Data entries for graphics:
--

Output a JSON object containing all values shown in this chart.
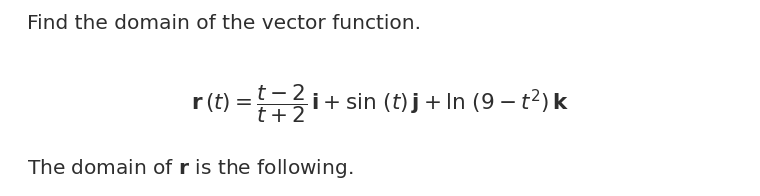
{
  "line1": "Find the domain of the vector function.",
  "line2": "$\\mathbf{r}\\,(t) = \\dfrac{t-2}{t+2}\\,\\mathbf{i} + \\sin\\,(t)\\,\\mathbf{j} + \\ln\\,(9 - t^2)\\,\\mathbf{k}$",
  "line3_pre": "The domain of ",
  "line3_bold": "r",
  "line3_post": " is the following.",
  "bg_color": "#ffffff",
  "text_color": "#2e2e2e",
  "font_size_line1": 14.5,
  "font_size_line2": 15.5,
  "font_size_line3": 14.5,
  "fig_width": 7.6,
  "fig_height": 1.96,
  "dpi": 100
}
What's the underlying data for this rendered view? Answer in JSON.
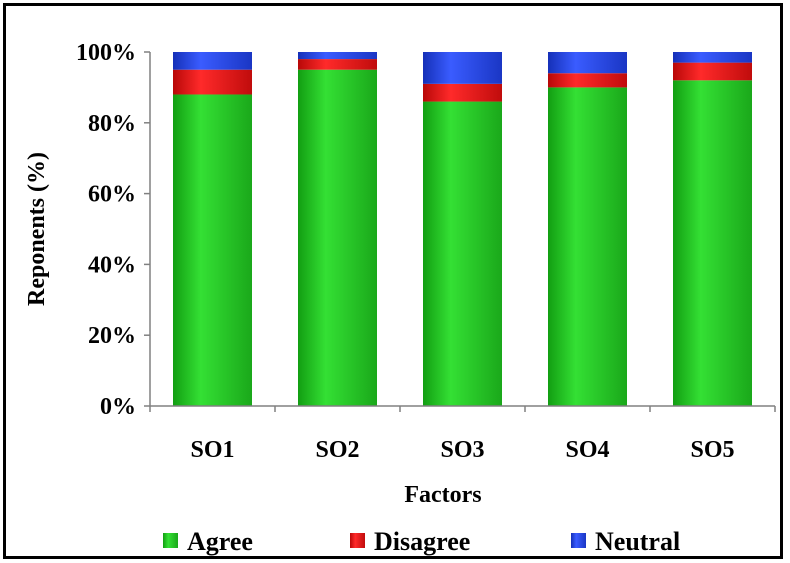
{
  "chart_data": {
    "type": "bar",
    "stacked": true,
    "title": "",
    "xlabel": "Factors",
    "ylabel": "Reponents (%)",
    "categories": [
      "SO1",
      "SO2",
      "SO3",
      "SO4",
      "SO5"
    ],
    "ylim": [
      0,
      100
    ],
    "yticks": [
      "0%",
      "20%",
      "40%",
      "60%",
      "80%",
      "100%"
    ],
    "grid": false,
    "legend_position": "bottom",
    "series": [
      {
        "name": "Agree",
        "color": "#22cc22",
        "values": [
          88,
          95,
          86,
          90,
          92
        ]
      },
      {
        "name": "Disagree",
        "color": "#ee1111",
        "values": [
          7,
          3,
          5,
          4,
          5
        ]
      },
      {
        "name": "Neutral",
        "color": "#2244ee",
        "values": [
          5,
          2,
          9,
          6,
          3
        ]
      }
    ]
  }
}
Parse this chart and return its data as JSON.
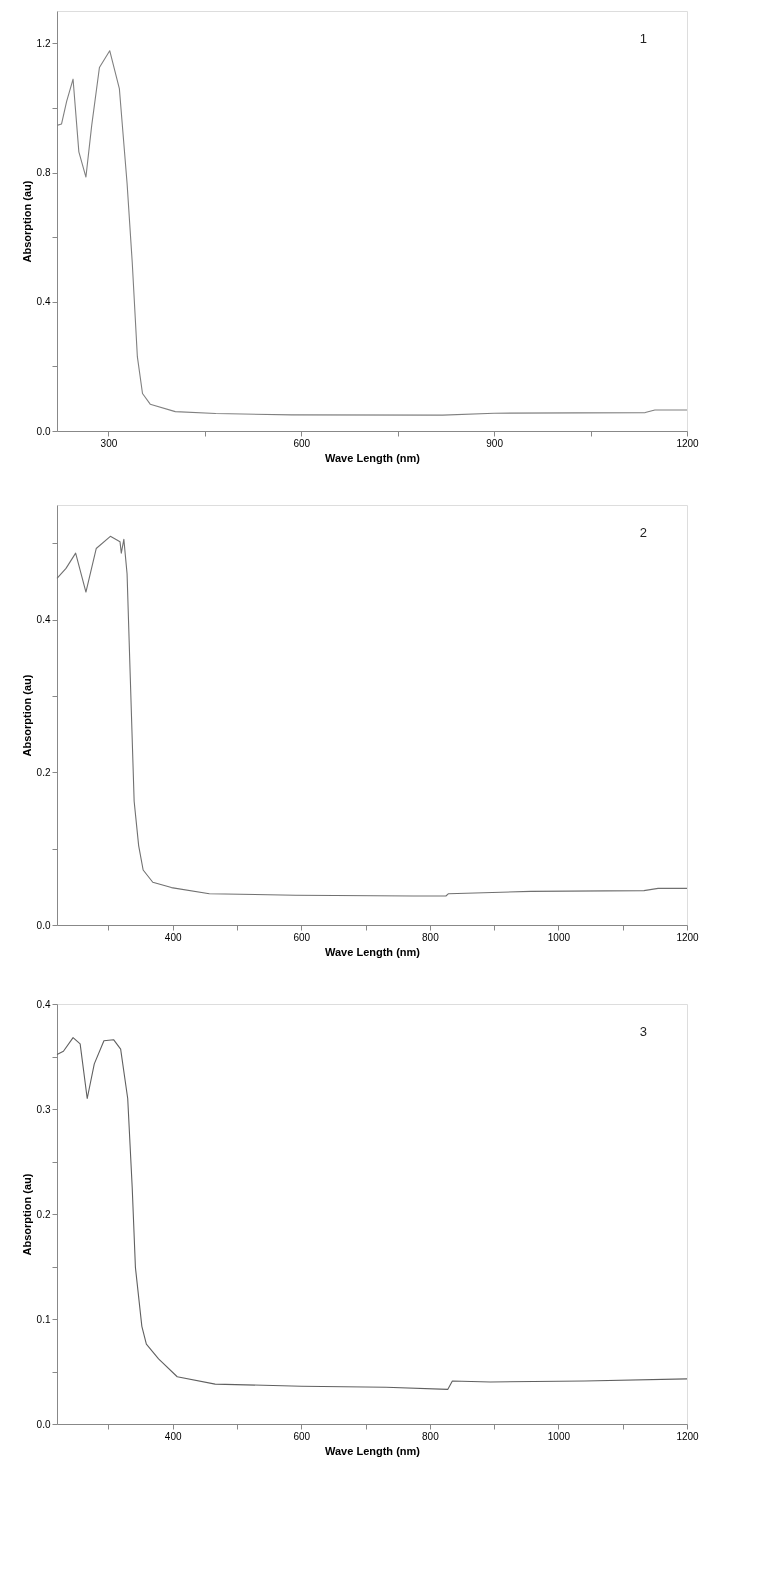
{
  "chart_data": [
    {
      "type": "line",
      "xlabel": "Wave Length (nm)",
      "ylabel": "Absorption (au)",
      "annotations": [
        "1"
      ],
      "grid": false,
      "xlim": [
        220,
        1200
      ],
      "ylim": [
        0,
        1.3
      ],
      "xticks": [
        300,
        {
          "value": 450,
          "label": null
        },
        600,
        {
          "value": 750,
          "label": null
        },
        900,
        {
          "value": 1050,
          "label": null
        },
        1200
      ],
      "yticks": [
        {
          "value": 0,
          "label": "0.0"
        },
        {
          "value": 0.2,
          "label": null
        },
        0.4,
        {
          "value": 0.6,
          "label": null
        },
        0.8,
        {
          "value": 1.0,
          "label": null
        },
        1.2
      ],
      "series": [
        {
          "color": "#808080",
          "x": [
            220,
            227,
            235,
            245,
            254,
            265,
            274,
            286,
            302,
            317,
            329,
            337,
            345,
            353,
            365,
            404,
            467,
            585,
            820,
            900,
            1135,
            1150,
            1200
          ],
          "values": [
            0.946,
            0.95,
            1.02,
            1.089,
            0.864,
            0.786,
            0.946,
            1.125,
            1.177,
            1.06,
            0.767,
            0.523,
            0.23,
            0.116,
            0.083,
            0.06,
            0.054,
            0.05,
            0.049,
            0.055,
            0.057,
            0.065,
            0.065
          ]
        }
      ]
    },
    {
      "type": "line",
      "xlabel": "Wave Length (nm)",
      "ylabel": "Absorption (au)",
      "annotations": [
        "2"
      ],
      "grid": false,
      "xlim": [
        220,
        1200
      ],
      "ylim": [
        0,
        0.55
      ],
      "xticks": [
        {
          "value": 300,
          "label": null
        },
        400,
        {
          "value": 500,
          "label": null
        },
        600,
        {
          "value": 700,
          "label": null
        },
        800,
        {
          "value": 900,
          "label": null
        },
        1000,
        {
          "value": 1100,
          "label": null
        },
        1200
      ],
      "yticks": [
        {
          "value": 0,
          "label": "0.0"
        },
        {
          "value": 0.1,
          "label": null
        },
        0.2,
        {
          "value": 0.3,
          "label": null
        },
        0.4,
        {
          "value": 0.5,
          "label": null
        }
      ],
      "series": [
        {
          "color": "#707070",
          "x": [
            220,
            234,
            249,
            265,
            281,
            303,
            318,
            320,
            324,
            329,
            334,
            340,
            347,
            354,
            369,
            398,
            457,
            591,
            774,
            825,
            829,
            957,
            1133,
            1155,
            1200
          ],
          "values": [
            0.454,
            0.467,
            0.487,
            0.436,
            0.493,
            0.509,
            0.502,
            0.487,
            0.505,
            0.46,
            0.324,
            0.162,
            0.104,
            0.072,
            0.056,
            0.049,
            0.041,
            0.039,
            0.038,
            0.038,
            0.041,
            0.044,
            0.045,
            0.048,
            0.048
          ]
        }
      ]
    },
    {
      "type": "line",
      "xlabel": "Wave Length (nm)",
      "ylabel": "Absorption (au)",
      "annotations": [
        "3"
      ],
      "grid": false,
      "xlim": [
        220,
        1200
      ],
      "ylim": [
        0,
        0.4
      ],
      "xticks": [
        {
          "value": 300,
          "label": null
        },
        400,
        {
          "value": 500,
          "label": null
        },
        600,
        {
          "value": 700,
          "label": null
        },
        800,
        {
          "value": 900,
          "label": null
        },
        1000,
        {
          "value": 1100,
          "label": null
        },
        1200
      ],
      "yticks": [
        {
          "value": 0,
          "label": "0.0"
        },
        {
          "value": 0.05,
          "label": null
        },
        0.1,
        {
          "value": 0.15,
          "label": null
        },
        0.2,
        {
          "value": 0.25,
          "label": null
        },
        0.3,
        {
          "value": 0.35,
          "label": null
        },
        0.4
      ],
      "series": [
        {
          "color": "#606060",
          "x": [
            220,
            230,
            245,
            256,
            267,
            278,
            293,
            308,
            319,
            330,
            337,
            342,
            352,
            359,
            378,
            407,
            466,
            600,
            732,
            828,
            835,
            894,
            1041,
            1200
          ],
          "values": [
            0.352,
            0.355,
            0.368,
            0.362,
            0.31,
            0.343,
            0.365,
            0.366,
            0.357,
            0.31,
            0.225,
            0.149,
            0.093,
            0.076,
            0.062,
            0.045,
            0.038,
            0.036,
            0.035,
            0.033,
            0.041,
            0.04,
            0.041,
            0.043
          ]
        }
      ]
    }
  ]
}
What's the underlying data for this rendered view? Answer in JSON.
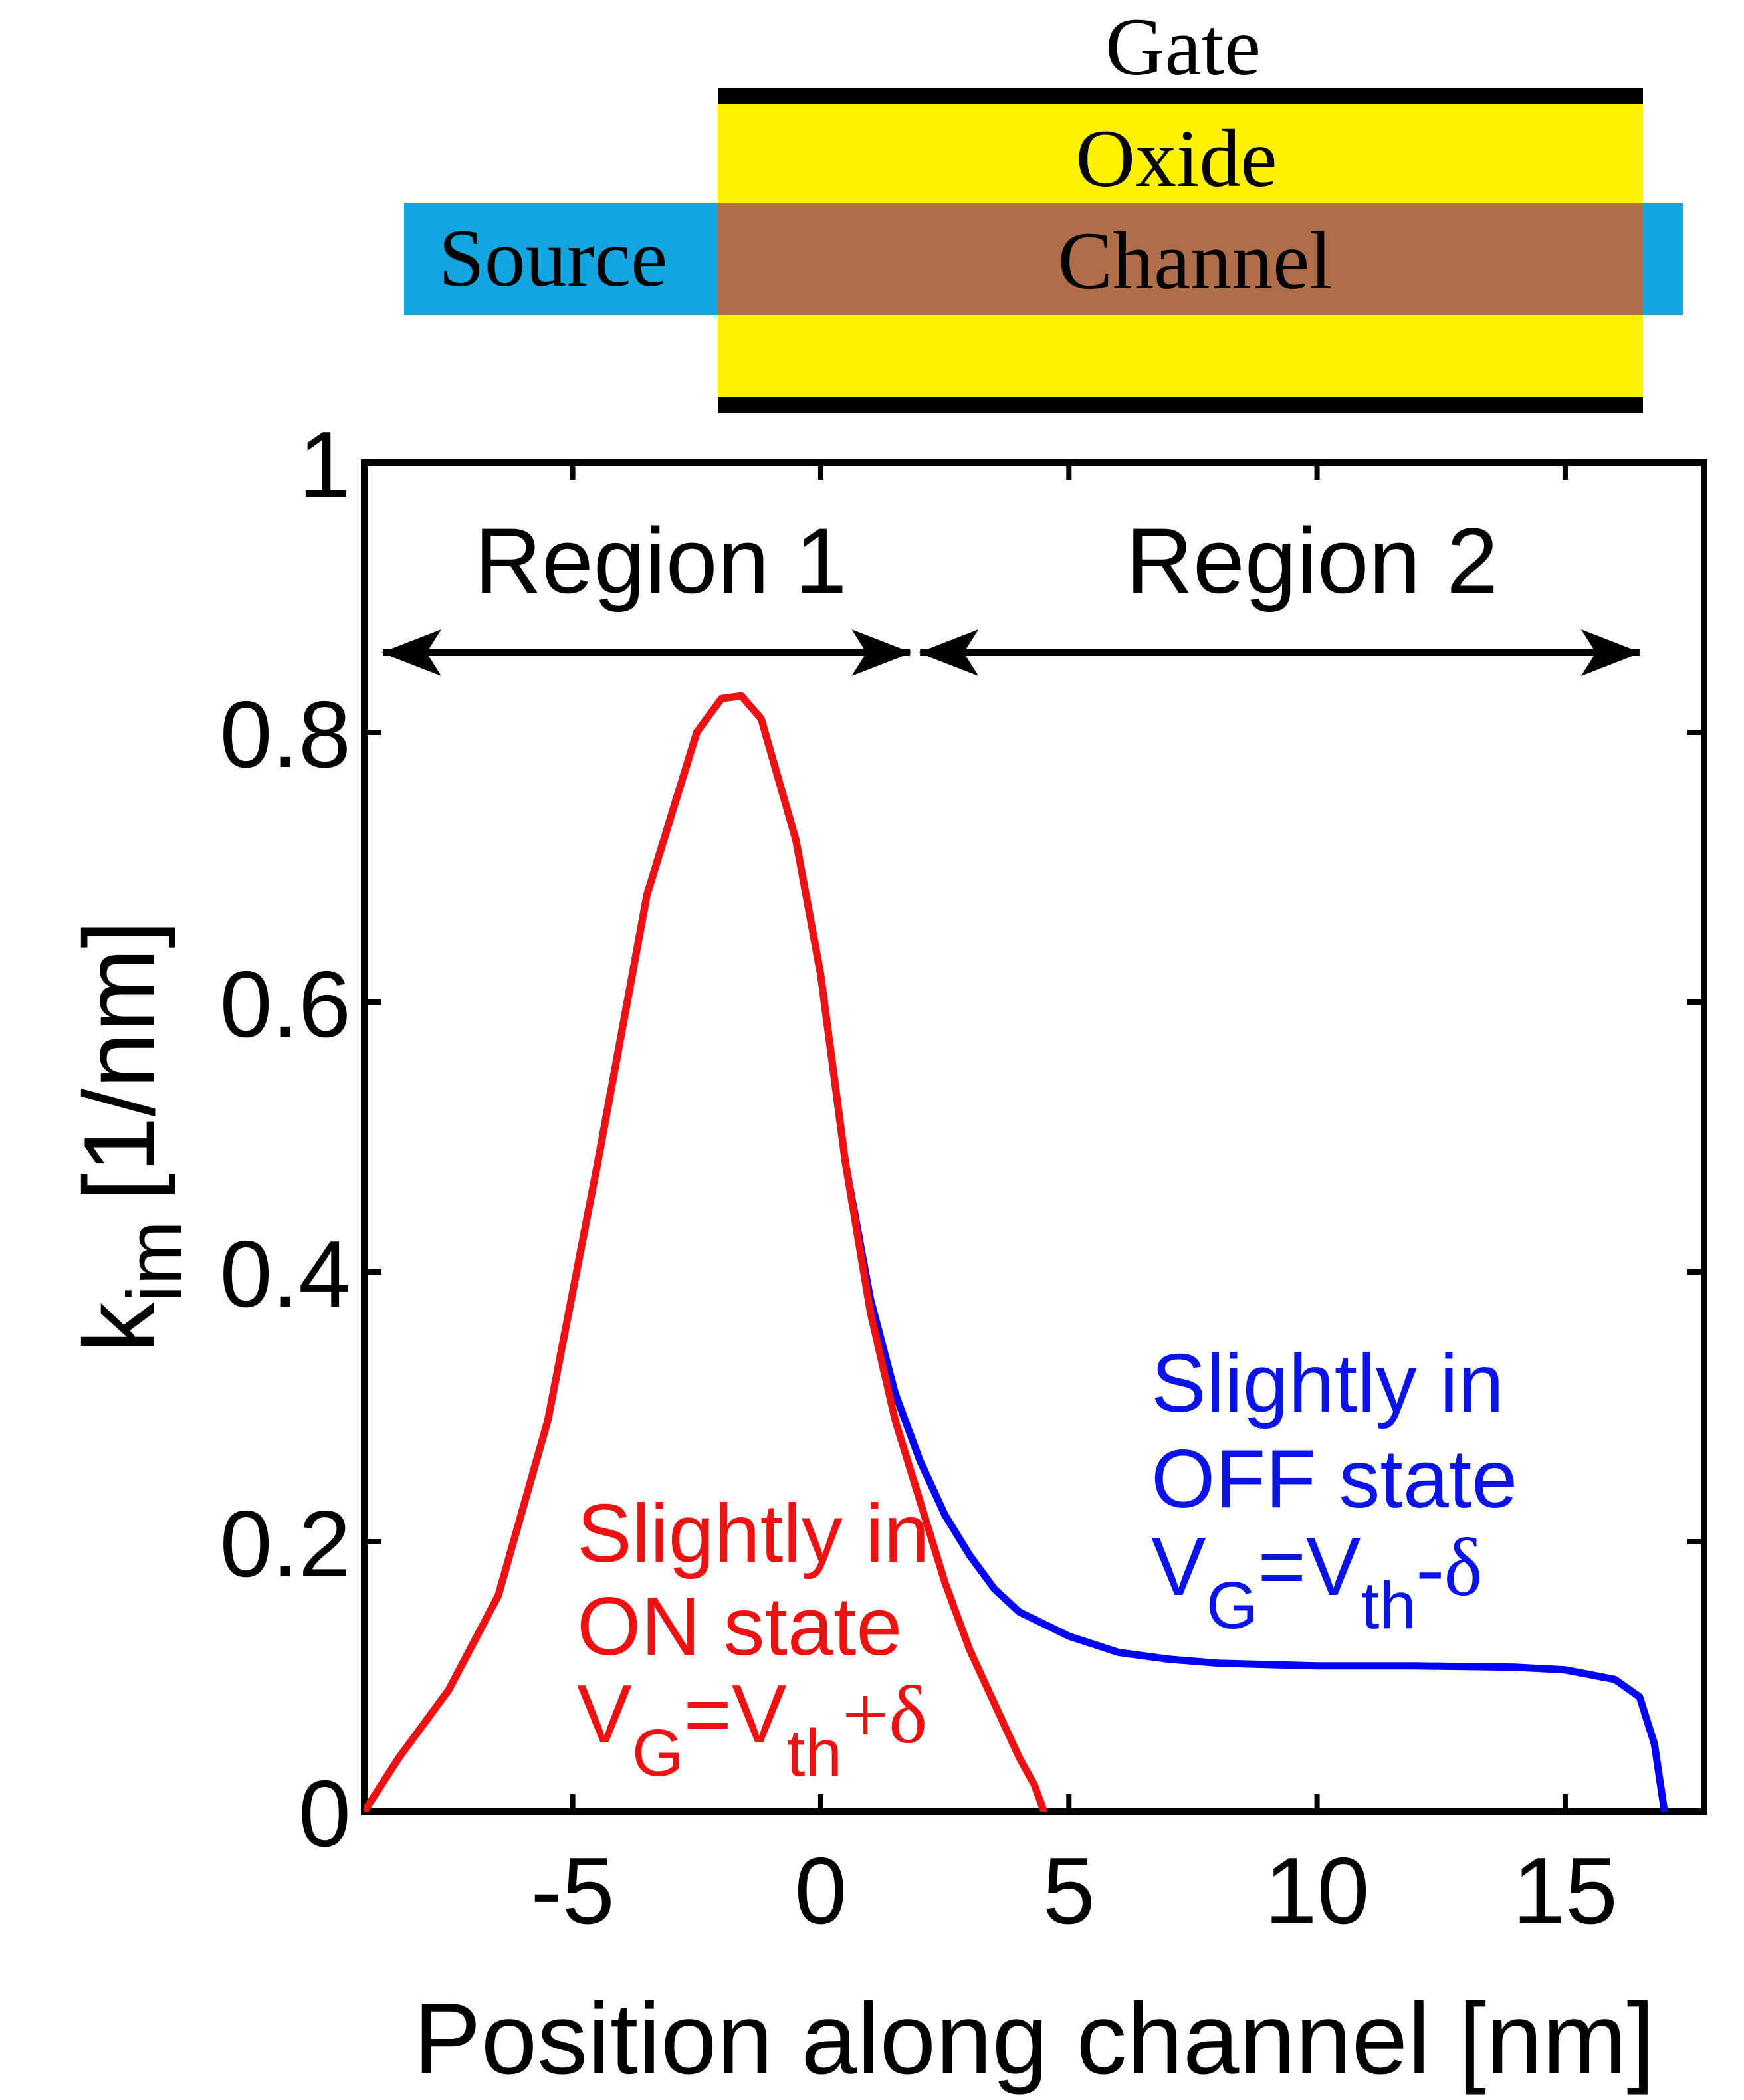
{
  "device": {
    "gate_label": "Gate",
    "oxide_label": "Oxide",
    "source_label": "Source",
    "channel_label": "Channel",
    "colors": {
      "oxide": "#fff200",
      "channel": "#b06d4a",
      "source": "#12a5e0",
      "gate": "#000000"
    }
  },
  "chart_data": {
    "type": "line",
    "title": "",
    "xlabel": "Position along channel [nm]",
    "ylabel_main": "k",
    "ylabel_sub": "im",
    "ylabel_unit": "[1/nm]",
    "xlim": [
      -9.2,
      17.8
    ],
    "ylim": [
      0,
      1
    ],
    "x_ticks": [
      -5,
      0,
      5,
      10,
      15
    ],
    "x_tick_labels": [
      "-5",
      "0",
      "5",
      "10",
      "15"
    ],
    "y_ticks": [
      0,
      0.2,
      0.4,
      0.6,
      0.8,
      1
    ],
    "y_tick_labels": [
      "0",
      "0.2",
      "0.4",
      "0.6",
      "0.8",
      "1"
    ],
    "regions": [
      {
        "label": "Region 1",
        "from": -9.2,
        "to": 1.8
      },
      {
        "label": "Region 2",
        "from": 2.0,
        "to": 16.5
      }
    ],
    "series": [
      {
        "name": "OFF state",
        "color": "#0000ff",
        "x": [
          -9.2,
          -8.5,
          -7.5,
          -6.5,
          -5.5,
          -4.5,
          -3.5,
          -2.5,
          -2.0,
          -1.6,
          -1.2,
          -0.5,
          0.0,
          0.5,
          1.0,
          1.5,
          2.0,
          2.5,
          3.0,
          3.5,
          4.0,
          5.0,
          6.0,
          7.0,
          8.0,
          10.0,
          12.0,
          14.0,
          15.0,
          16.0,
          16.5,
          16.8,
          17.0
        ],
        "y": [
          0.0,
          0.04,
          0.09,
          0.16,
          0.29,
          0.48,
          0.68,
          0.8,
          0.825,
          0.827,
          0.81,
          0.72,
          0.62,
          0.48,
          0.38,
          0.31,
          0.26,
          0.22,
          0.19,
          0.165,
          0.148,
          0.13,
          0.118,
          0.113,
          0.11,
          0.108,
          0.108,
          0.107,
          0.105,
          0.098,
          0.085,
          0.05,
          0.0
        ]
      },
      {
        "name": "ON state",
        "color": "#ee1111",
        "x": [
          -9.2,
          -8.5,
          -7.5,
          -6.5,
          -5.5,
          -4.5,
          -3.5,
          -2.5,
          -2.0,
          -1.6,
          -1.2,
          -0.5,
          0.0,
          0.5,
          1.0,
          1.5,
          2.0,
          2.5,
          3.0,
          3.5,
          4.0,
          4.3,
          4.5
        ],
        "y": [
          0.0,
          0.04,
          0.09,
          0.16,
          0.29,
          0.48,
          0.68,
          0.8,
          0.825,
          0.827,
          0.81,
          0.72,
          0.62,
          0.48,
          0.37,
          0.29,
          0.23,
          0.17,
          0.12,
          0.08,
          0.04,
          0.02,
          0.0
        ]
      }
    ],
    "annotations": [
      {
        "series": "ON state",
        "lines": [
          "Slightly in",
          "ON state"
        ],
        "eq_main": "V",
        "eq_sub1": "G",
        "eq_mid": "=V",
        "eq_sub2": "th",
        "eq_end": "+δ"
      },
      {
        "series": "OFF state",
        "lines": [
          "Slightly in",
          "OFF state"
        ],
        "eq_main": "V",
        "eq_sub1": "G",
        "eq_mid": "=V",
        "eq_sub2": "th",
        "eq_end": "-δ"
      }
    ]
  }
}
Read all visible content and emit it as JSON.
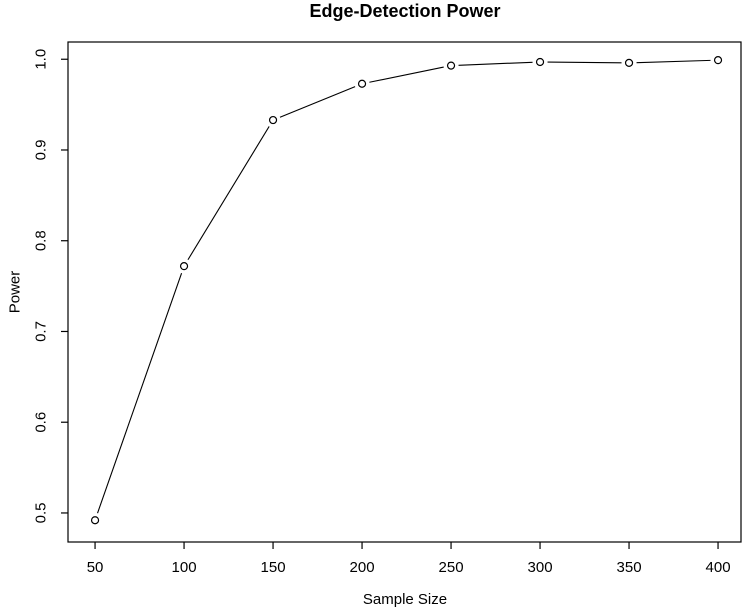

--

> What to work on:
Each line above that holds the string "state" should be copied and shown.

> Output below:
        "name": "OFF state",
        "name": "ON state",
        "series": "ON state",
          "ON state"
        "series": "OFF state",
          "OFF state"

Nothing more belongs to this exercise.